DESCRIPTION OF THE TASK – In this exercise, reproduce all the entries that follow exactly.

[INFORMATION — start]

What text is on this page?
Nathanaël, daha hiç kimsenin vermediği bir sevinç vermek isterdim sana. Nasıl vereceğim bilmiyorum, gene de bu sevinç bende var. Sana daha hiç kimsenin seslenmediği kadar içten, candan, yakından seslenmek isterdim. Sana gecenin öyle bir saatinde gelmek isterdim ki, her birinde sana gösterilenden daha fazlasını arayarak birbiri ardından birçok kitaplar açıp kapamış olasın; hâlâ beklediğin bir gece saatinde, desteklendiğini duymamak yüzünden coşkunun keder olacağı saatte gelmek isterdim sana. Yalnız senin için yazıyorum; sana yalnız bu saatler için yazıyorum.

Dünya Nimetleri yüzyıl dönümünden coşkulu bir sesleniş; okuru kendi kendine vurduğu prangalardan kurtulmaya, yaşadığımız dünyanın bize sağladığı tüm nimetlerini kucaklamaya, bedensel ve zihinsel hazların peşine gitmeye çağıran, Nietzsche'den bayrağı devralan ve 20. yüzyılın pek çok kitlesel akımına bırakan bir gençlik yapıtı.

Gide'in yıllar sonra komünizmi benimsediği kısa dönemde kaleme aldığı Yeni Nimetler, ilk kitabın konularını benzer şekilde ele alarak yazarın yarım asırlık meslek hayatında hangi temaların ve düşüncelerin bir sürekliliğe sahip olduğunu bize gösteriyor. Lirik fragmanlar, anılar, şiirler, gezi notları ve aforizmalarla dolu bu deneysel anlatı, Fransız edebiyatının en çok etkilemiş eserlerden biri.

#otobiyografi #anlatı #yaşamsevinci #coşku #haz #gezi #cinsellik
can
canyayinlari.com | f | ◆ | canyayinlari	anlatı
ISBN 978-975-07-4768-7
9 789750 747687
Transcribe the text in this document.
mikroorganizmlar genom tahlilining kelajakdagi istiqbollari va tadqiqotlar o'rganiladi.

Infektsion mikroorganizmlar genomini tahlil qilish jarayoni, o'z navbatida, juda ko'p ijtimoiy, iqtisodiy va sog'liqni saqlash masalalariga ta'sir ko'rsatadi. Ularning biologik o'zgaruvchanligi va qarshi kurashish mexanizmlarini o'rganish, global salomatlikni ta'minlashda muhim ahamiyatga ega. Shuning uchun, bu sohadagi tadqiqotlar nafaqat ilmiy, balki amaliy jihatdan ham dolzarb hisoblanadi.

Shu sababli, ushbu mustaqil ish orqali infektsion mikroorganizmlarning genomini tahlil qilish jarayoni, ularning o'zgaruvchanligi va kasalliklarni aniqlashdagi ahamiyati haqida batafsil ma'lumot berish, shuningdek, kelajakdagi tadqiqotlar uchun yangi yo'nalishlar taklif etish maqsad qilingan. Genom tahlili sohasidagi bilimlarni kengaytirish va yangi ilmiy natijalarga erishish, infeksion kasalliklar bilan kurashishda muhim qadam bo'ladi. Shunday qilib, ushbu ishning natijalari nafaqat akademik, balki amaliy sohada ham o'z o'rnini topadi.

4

[INFORMATION — finish]

REPLY –
What text is on this page?
Nathanaël, daha hiç kimsenin vermediği bir sevinç vermek isterdim sana. Nasıl vereceğim bilmiyorum, gene de bu sevinç bende var. Sana daha hiç kimsenin seslenmediği kadar içten, candan, yakından seslenmek isterdim. Sana gecenin öyle bir saatinde gelmek isterdim ki, her birinde sana gösterilenden daha fazlasını arayarak birbiri ardından birçok kitaplar açıp kapamış olasın; hâlâ beklediğin bir gece saatinde, desteklendiğini duymamak yüzünden coşkunun keder olacağı saatte gelmek isterdim sana. Yalnız senin için yazıyorum; sana yalnız bu saatler için yazıyorum.

Dünya Nimetleri yüzyıl dönümünden coşkulu bir sesleniş; okuru kendi kendine vurduğu prangalardan kurtulmaya, yaşadığımız dünyanın bize sağladığı tüm nimetlerini kucaklamaya, bedensel ve zihinsel hazların peşine gitmeye çağıran, Nietzsche'den bayrağı devralan ve 20. yüzyılın pek çok kitlesel akımına bırakan bir gençlik yapıtı.

Gide'in yıllar sonra komünizmi benimsediği kısa dönemde kaleme aldığı Yeni Nimetler, ilk kitabın konularını benzer şekilde ele alarak yazarın yarım asırlık meslek hayatında hangi temaların ve düşüncelerin bir sürekliliğe sahip olduğunu bize gösteriyor. Lirik fragmanlar, anılar, şiirler, gezi notları ve aforizmalarla dolu bu deneysel anlatı, Fransız edebiyatının en çok etkilemiş eserlerden biri.

#otobiyografi #anlatı #yaşamsevinci #coşku #haz #gezi #cinsellik
can
canyayinlari.com | f | ◆ | canyayinlari	anlatı
ISBN 978-975-07-4768-7
9 789750 747687
Transcribe the text in this document.
mikroorganizmlar genom tahlilining kelajakdagi istiqbollari va tadqiqotlar o'rganiladi.

Infektsion mikroorganizmlar genomini tahlil qilish jarayoni, o'z navbatida, juda ko'p ijtimoiy, iqtisodiy va sog'liqni saqlash masalalariga ta'sir ko'rsatadi. Ularning biologik o'zgaruvchanligi va qarshi kurashish mexanizmlarini o'rganish, global salomatlikni ta'minlashda muhim ahamiyatga ega. Shuning uchun, bu sohadagi tadqiqotlar nafaqat ilmiy, balki amaliy jihatdan ham dolzarb hisoblanadi.

Shu sababli, ushbu mustaqil ish orqali infektsion mikroorganizmlarning genomini tahlil qilish jarayoni, ularning o'zgaruvchanligi va kasalliklarni aniqlashdagi ahamiyati haqida batafsil ma'lumot berish, shuningdek, kelajakdagi tadqiqotlar uchun yangi yo'nalishlar taklif etish maqsad qilingan. Genom tahlili sohasidagi bilimlarni kengaytirish va yangi ilmiy natijalarga erishish, infeksion kasalliklar bilan kurashishda muhim qadam bo'ladi. Shunday qilib, ushbu ishning natijalari nafaqat akademik, balki amaliy sohada ham o'z o'rnini topadi.

4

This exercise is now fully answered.